Every entry below should be printed exactly, without its images.

▬▬▬▬▬▬▬▬▬▬

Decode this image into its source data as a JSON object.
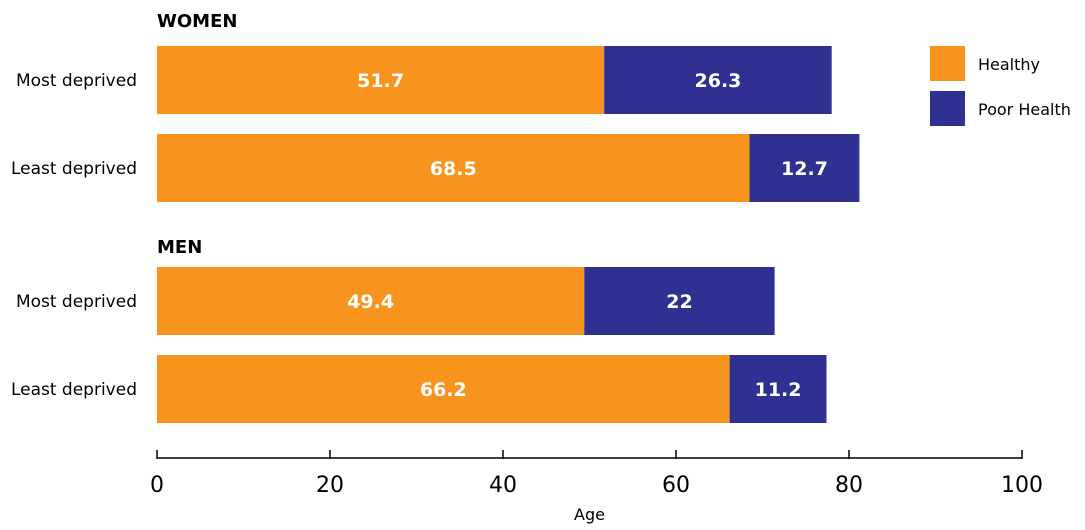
{
  "chart_data": {
    "type": "bar",
    "orientation": "horizontal",
    "stacked": true,
    "groups": [
      {
        "title": "WOMEN",
        "categories": [
          "Most deprived",
          "Least deprived"
        ]
      },
      {
        "title": "MEN",
        "categories": [
          "Most deprived",
          "Least deprived"
        ]
      }
    ],
    "series": [
      {
        "name": "Healthy",
        "color": "#F7941D",
        "values": [
          51.7,
          68.5,
          49.4,
          66.2
        ]
      },
      {
        "name": "Poor Health",
        "color": "#2E3192",
        "values": [
          26.3,
          12.7,
          22,
          11.2
        ]
      }
    ],
    "xlabel": "Age",
    "xlim": [
      0,
      100
    ],
    "xticks": [
      0,
      20,
      40,
      60,
      80,
      100
    ],
    "legend": {
      "position": "top-right"
    },
    "grid": false
  }
}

▬▬▬▬▬▬▬▬▬▬

- **SOLUTION TO THE PROBLEM**:
Decode this image into its source data as a JSON object.
{
  "chart_data": {
    "type": "bar",
    "orientation": "horizontal",
    "stacked": true,
    "groups": [
      {
        "title": "WOMEN",
        "categories": [
          "Most deprived",
          "Least deprived"
        ]
      },
      {
        "title": "MEN",
        "categories": [
          "Most deprived",
          "Least deprived"
        ]
      }
    ],
    "series": [
      {
        "name": "Healthy",
        "color": "#F7941D",
        "values": [
          51.7,
          68.5,
          49.4,
          66.2
        ]
      },
      {
        "name": "Poor Health",
        "color": "#2E3192",
        "values": [
          26.3,
          12.7,
          22,
          11.2
        ]
      }
    ],
    "xlabel": "Age",
    "xlim": [
      0,
      100
    ],
    "xticks": [
      0,
      20,
      40,
      60,
      80,
      100
    ],
    "legend": {
      "position": "top-right"
    },
    "grid": false
  }
}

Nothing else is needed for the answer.